» **Text provided**:
=-=-=
Wednesday, February 23, 2011

MRI Machines Go To The Dogs!

Now your pet has access to the same state-of-the-art health care you do.

Newmarket’s 404 Veterinary Hospital is one of three clinics in the province that offers MRIs for your pet and it’s the only machine in Ontario specifically designed for pets. “We’re catching up to human medicine, and there’s no wait list,” clinic veterinarian and animal neurology specialist Dr. Andrea Finnen said. “We mostly do imaging for cats and dogs and sometimes horses, but if you send me a sheep, I’ll do that, too.”

The machine produces images of an animal’s brain to diagnose the cause of seizures, neck pain, behavioural changes and sudden loss of co-ordination as well as locate tumours. But instead of being placed in a long tube, animals under anesthetic lay on a magnetic table, which allows technicians to examine other body parts, such as limbs and paws. It’s not like a human machine, where you get rolled in and someone talks to you through a speaker, Dr. Finnen said. “We can’t ask a dog to sit still.”

While a scan is being performed, the animal’s heart rate, blood pressure, oxygen levels and temperature are monitored. There’s no radiation, you don’t have to wear protection and it’s non-invasive, said Dr. Finnen, who performed nine MRIs during the first week the clinic had the machine. “The animal just has to sit there. We do the rest.”
=-=-=
» **Information given**:
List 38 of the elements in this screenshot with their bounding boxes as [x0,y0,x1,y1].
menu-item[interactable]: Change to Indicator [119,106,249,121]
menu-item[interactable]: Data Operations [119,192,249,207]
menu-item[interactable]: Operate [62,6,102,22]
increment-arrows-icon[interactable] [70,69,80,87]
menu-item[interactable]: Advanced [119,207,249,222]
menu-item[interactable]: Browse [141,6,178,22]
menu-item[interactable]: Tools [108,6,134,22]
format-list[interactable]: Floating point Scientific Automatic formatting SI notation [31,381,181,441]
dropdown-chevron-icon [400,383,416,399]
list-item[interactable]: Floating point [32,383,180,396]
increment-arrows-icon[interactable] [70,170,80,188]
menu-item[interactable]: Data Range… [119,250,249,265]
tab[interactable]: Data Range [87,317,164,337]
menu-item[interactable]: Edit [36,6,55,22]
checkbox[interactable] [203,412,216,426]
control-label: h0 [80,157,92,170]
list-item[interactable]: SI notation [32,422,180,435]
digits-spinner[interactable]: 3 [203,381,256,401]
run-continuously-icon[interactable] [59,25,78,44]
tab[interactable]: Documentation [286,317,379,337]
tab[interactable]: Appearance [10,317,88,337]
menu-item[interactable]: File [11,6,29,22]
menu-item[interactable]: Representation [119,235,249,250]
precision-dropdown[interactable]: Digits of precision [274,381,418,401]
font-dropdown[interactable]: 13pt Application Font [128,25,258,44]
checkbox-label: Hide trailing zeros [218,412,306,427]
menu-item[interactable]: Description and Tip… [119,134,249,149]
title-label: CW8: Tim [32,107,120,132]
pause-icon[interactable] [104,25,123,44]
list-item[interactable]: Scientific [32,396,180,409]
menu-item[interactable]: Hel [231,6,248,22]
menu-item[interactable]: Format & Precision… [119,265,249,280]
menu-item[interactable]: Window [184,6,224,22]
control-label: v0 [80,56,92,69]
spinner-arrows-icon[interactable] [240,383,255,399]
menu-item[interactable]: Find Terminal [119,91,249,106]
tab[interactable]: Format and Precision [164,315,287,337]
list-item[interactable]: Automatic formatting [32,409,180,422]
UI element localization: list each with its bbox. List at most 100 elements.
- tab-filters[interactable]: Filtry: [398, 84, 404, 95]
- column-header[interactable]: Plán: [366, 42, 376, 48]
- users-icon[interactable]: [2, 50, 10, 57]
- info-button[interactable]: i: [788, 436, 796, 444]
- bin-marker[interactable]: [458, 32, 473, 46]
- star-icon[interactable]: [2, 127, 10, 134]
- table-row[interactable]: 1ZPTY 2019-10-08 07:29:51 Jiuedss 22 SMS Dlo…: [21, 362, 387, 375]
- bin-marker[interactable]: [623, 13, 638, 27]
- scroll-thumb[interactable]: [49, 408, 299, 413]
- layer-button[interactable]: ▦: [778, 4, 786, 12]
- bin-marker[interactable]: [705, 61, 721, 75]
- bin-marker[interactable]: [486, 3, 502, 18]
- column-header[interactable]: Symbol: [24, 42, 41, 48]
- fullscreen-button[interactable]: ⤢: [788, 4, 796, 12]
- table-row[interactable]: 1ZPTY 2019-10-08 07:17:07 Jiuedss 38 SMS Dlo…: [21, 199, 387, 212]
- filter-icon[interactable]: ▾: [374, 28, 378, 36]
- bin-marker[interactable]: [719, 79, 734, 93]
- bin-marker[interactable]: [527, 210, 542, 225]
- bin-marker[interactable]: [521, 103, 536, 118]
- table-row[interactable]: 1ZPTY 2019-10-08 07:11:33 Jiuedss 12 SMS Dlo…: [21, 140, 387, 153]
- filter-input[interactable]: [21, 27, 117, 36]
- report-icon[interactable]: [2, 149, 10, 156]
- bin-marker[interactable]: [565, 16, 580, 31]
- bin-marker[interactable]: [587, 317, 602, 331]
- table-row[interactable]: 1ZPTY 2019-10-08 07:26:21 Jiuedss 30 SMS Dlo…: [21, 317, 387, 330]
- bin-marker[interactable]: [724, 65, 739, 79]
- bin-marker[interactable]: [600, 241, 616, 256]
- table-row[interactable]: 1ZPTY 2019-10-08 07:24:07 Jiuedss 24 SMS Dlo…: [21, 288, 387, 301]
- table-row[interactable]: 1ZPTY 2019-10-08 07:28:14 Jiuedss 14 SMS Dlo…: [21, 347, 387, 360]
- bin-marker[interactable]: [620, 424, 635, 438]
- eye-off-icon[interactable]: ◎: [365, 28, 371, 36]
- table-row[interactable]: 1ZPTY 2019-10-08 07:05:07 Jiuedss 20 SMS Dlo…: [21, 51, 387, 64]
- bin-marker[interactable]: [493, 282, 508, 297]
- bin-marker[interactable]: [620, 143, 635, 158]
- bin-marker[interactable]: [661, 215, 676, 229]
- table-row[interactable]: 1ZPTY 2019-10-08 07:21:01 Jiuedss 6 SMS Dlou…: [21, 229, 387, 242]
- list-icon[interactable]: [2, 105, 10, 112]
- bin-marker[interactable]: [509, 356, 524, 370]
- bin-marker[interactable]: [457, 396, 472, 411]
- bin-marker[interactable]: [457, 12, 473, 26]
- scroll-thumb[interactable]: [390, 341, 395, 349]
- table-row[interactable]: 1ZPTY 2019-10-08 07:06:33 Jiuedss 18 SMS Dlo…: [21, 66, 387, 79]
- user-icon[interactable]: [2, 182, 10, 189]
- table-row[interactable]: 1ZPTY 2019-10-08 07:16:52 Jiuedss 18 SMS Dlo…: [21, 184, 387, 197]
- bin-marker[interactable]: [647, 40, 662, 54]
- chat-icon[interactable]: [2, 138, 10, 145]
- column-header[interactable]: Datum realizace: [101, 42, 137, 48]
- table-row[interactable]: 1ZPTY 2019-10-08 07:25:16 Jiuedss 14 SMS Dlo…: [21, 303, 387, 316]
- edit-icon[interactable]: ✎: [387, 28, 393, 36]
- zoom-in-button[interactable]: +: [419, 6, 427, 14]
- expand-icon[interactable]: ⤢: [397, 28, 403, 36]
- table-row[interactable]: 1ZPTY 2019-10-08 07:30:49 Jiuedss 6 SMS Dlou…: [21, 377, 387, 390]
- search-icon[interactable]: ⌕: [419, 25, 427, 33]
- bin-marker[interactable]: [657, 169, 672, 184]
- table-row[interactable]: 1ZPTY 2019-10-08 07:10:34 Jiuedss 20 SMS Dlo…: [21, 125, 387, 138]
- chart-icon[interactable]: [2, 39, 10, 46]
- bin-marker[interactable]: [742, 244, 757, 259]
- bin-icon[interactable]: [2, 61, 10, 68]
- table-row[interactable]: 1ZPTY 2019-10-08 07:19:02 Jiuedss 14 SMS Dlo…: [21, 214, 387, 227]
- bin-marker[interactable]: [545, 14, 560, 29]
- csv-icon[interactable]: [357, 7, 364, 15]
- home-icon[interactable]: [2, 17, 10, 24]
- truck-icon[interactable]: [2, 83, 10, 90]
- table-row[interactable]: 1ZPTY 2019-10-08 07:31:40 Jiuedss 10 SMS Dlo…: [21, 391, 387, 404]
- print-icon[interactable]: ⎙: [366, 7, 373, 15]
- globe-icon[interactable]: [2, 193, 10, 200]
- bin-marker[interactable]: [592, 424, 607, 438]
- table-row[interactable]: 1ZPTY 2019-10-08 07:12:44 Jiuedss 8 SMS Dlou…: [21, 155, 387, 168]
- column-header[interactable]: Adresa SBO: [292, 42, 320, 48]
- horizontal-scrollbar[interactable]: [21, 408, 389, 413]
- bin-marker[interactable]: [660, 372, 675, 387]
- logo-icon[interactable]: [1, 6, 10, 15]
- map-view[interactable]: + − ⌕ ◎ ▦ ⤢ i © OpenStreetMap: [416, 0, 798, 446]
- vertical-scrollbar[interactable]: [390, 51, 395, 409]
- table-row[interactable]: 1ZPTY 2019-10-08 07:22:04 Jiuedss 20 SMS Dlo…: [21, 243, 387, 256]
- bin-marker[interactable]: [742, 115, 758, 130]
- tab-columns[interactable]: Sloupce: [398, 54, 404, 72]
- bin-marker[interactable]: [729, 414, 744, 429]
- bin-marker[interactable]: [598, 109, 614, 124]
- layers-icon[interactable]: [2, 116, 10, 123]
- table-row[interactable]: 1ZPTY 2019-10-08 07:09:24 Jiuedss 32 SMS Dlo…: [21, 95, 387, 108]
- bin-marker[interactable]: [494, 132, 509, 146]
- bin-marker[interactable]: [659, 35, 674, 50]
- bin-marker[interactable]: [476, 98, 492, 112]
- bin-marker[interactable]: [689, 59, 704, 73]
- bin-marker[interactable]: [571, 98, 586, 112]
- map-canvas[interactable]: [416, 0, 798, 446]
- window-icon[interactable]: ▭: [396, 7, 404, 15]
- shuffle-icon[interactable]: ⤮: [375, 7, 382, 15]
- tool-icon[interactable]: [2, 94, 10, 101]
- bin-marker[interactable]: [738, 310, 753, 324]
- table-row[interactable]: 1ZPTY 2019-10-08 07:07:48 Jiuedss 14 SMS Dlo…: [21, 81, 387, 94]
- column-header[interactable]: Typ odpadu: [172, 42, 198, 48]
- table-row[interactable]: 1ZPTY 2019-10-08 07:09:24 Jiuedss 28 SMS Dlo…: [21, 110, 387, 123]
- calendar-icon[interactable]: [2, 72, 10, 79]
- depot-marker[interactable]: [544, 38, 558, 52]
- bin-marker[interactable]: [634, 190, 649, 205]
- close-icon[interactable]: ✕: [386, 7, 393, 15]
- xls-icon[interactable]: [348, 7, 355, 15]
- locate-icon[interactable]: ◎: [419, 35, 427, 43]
=-=-=
» **Exercise tasks**:
(1) Decide whether each statement agrees with the pet MRI article. For each one, answer yes or no and quote the words from the article that decide it.
(a) The clinic's machine is the only one in Ontario built specifically for pets.
(b) Animals are slid into a long tube for their scans.
(c) Dr. Finnen performed nine MRIs in the clinic's first week with the machine.
(2) Pick up the pet MRI article after its final sentence and continue it.
The lines between the pet MRI article and this sentence come from a separate source.

» **Results by task**:
(1)
(a) Yes: "it’s the only machine in Ontario specifically designed for pets"
(b) No: "instead of being placed in a long tube, animals under anesthetic lay on a magnetic table"
(c) Yes: "who performed nine MRIs during the first week the clinic had the machine"

(2)
Having an MRI is more beneficial than an x-ray because the images can create a 3D picture of a tumour and the machine can capture images from the back, side and front without bothering the patient.
An MRI can distinguish between all the gray matter in an image, she said, noting it lets her see so much detail, she can pinpoint a tumour that’s only millimetres is size. “A dog doesn’t know he has a tumour,” she said. “But his mom does. Our goal is to improve a dog’s life and to give him a longer life.”

A big push behind getting an MRI is the quick results and the decision factor, as it allows pet owners to make a knowledgeable decision to proceed with surgery or chemotherapy. “It’s not like it was before, where a dog is suddenly blind and the only option is to put the dog down,” Dr. Finnen said. “Knowing is a big part of the process.” Unlike the human procedure, the pet version is not covered by OHIP, which means pet owners are on the hook for the cost, which is about $1,500 per treatment.